◆ What you are asked to do:
Write out all the data again, exactly as it stands.

◆ Task inputs:
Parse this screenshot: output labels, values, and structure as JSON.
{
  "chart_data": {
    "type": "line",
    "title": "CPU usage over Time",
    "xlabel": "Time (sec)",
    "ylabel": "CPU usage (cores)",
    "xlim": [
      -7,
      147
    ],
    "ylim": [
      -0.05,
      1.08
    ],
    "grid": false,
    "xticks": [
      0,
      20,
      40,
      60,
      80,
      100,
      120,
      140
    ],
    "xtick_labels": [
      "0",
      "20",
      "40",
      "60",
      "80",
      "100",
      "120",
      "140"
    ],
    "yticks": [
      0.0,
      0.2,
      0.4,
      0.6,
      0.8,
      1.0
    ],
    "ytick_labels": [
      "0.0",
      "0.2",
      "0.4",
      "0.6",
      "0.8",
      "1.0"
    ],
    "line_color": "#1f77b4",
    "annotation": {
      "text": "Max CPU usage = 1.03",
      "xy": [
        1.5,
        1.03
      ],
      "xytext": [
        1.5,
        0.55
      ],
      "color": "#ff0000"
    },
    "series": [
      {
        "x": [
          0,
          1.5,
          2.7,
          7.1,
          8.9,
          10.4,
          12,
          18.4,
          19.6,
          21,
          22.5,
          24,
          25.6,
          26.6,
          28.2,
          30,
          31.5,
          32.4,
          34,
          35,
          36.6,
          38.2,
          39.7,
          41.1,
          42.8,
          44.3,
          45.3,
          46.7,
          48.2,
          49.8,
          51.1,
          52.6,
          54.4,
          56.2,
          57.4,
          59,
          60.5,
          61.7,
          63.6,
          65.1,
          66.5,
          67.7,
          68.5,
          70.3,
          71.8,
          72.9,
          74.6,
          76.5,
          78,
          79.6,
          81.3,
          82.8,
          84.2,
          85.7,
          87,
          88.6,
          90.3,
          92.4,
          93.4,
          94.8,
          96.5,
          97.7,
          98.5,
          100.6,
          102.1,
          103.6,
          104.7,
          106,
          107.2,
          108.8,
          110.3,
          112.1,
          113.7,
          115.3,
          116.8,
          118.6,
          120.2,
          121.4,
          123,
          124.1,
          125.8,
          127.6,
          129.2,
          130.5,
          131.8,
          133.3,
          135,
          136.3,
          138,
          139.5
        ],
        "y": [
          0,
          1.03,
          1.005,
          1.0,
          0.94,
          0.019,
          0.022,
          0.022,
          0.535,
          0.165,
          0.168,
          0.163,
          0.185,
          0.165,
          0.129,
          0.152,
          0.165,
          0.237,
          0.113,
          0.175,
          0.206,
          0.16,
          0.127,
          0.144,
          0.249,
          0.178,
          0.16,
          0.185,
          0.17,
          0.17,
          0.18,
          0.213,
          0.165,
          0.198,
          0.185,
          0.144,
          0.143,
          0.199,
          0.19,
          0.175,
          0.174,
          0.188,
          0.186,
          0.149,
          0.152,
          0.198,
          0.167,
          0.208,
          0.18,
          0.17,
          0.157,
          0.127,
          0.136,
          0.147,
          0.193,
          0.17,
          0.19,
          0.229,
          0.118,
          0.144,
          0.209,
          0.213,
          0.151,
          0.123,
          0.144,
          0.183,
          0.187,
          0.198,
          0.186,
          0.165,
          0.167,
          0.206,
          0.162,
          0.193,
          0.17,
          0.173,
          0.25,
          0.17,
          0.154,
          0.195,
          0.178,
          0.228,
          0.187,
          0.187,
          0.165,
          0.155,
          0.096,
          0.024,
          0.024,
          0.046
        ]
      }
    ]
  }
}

◆ Result below:
Parse this screenshot: output labels, values, and structure as JSON.
{
  "chart_data": {
    "type": "line",
    "title": "CPU usage over Time",
    "xlabel": "Time (sec)",
    "ylabel": "CPU usage (cores)",
    "xlim": [
      -7,
      147
    ],
    "ylim": [
      -0.05,
      1.08
    ],
    "grid": false,
    "xticks": [
      0,
      20,
      40,
      60,
      80,
      100,
      120,
      140
    ],
    "xtick_labels": [
      "0",
      "20",
      "40",
      "60",
      "80",
      "100",
      "120",
      "140"
    ],
    "yticks": [
      0.0,
      0.2,
      0.4,
      0.6,
      0.8,
      1.0
    ],
    "ytick_labels": [
      "0.0",
      "0.2",
      "0.4",
      "0.6",
      "0.8",
      "1.0"
    ],
    "line_color": "#1f77b4",
    "annotation": {
      "text": "Max CPU usage = 1.03",
      "xy": [
        1.5,
        1.03
      ],
      "xytext": [
        1.5,
        0.55
      ],
      "color": "#ff0000"
    },
    "series": [
      {
        "x": [
          0,
          1.5,
          2.7,
          7.1,
          8.9,
          10.4,
          12,
          18.4,
          19.6,
          21,
          22.5,
          24,
          25.6,
          26.6,
          28.2,
          30,
          31.5,
          32.4,
          34,
          35,
          36.6,
          38.2,
          39.7,
          41.1,
          42.8,
          44.3,
          45.3,
          46.7,
          48.2,
          49.8,
          51.1,
          52.6,
          54.4,
          56.2,
          57.4,
          59,
          60.5,
          61.7,
          63.6,
          65.1,
          66.5,
          67.7,
          68.5,
          70.3,
          71.8,
          72.9,
          74.6,
          76.5,
          78,
          79.6,
          81.3,
          82.8,
          84.2,
          85.7,
          87,
          88.6,
          90.3,
          92.4,
          93.4,
          94.8,
          96.5,
          97.7,
          98.5,
          100.6,
          102.1,
          103.6,
          104.7,
          106,
          107.2,
          108.8,
          110.3,
          112.1,
          113.7,
          115.3,
          116.8,
          118.6,
          120.2,
          121.4,
          123,
          124.1,
          125.8,
          127.6,
          129.2,
          130.5,
          131.8,
          133.3,
          135,
          136.3,
          138,
          139.5
        ],
        "y": [
          0,
          1.03,
          1.005,
          1.0,
          0.94,
          0.019,
          0.022,
          0.022,
          0.535,
          0.165,
          0.168,
          0.163,
          0.185,
          0.165,
          0.129,
          0.152,
          0.165,
          0.237,
          0.113,
          0.175,
          0.206,
          0.16,
          0.127,
          0.144,
          0.249,
          0.178,
          0.16,
          0.185,
          0.17,
          0.17,
          0.18,
          0.213,
          0.165,
          0.198,
          0.185,
          0.144,
          0.143,
          0.199,
          0.19,
          0.175,
          0.174,
          0.188,
          0.186,
          0.149,
          0.152,
          0.198,
          0.167,
          0.208,
          0.18,
          0.17,
          0.157,
          0.127,
          0.136,
          0.147,
          0.193,
          0.17,
          0.19,
          0.229,
          0.118,
          0.144,
          0.209,
          0.213,
          0.151,
          0.123,
          0.144,
          0.183,
          0.187,
          0.198,
          0.186,
          0.165,
          0.167,
          0.206,
          0.162,
          0.193,
          0.17,
          0.173,
          0.25,
          0.17,
          0.154,
          0.195,
          0.178,
          0.228,
          0.187,
          0.187,
          0.165,
          0.155,
          0.096,
          0.024,
          0.024,
          0.046
        ]
      }
    ]
  }
}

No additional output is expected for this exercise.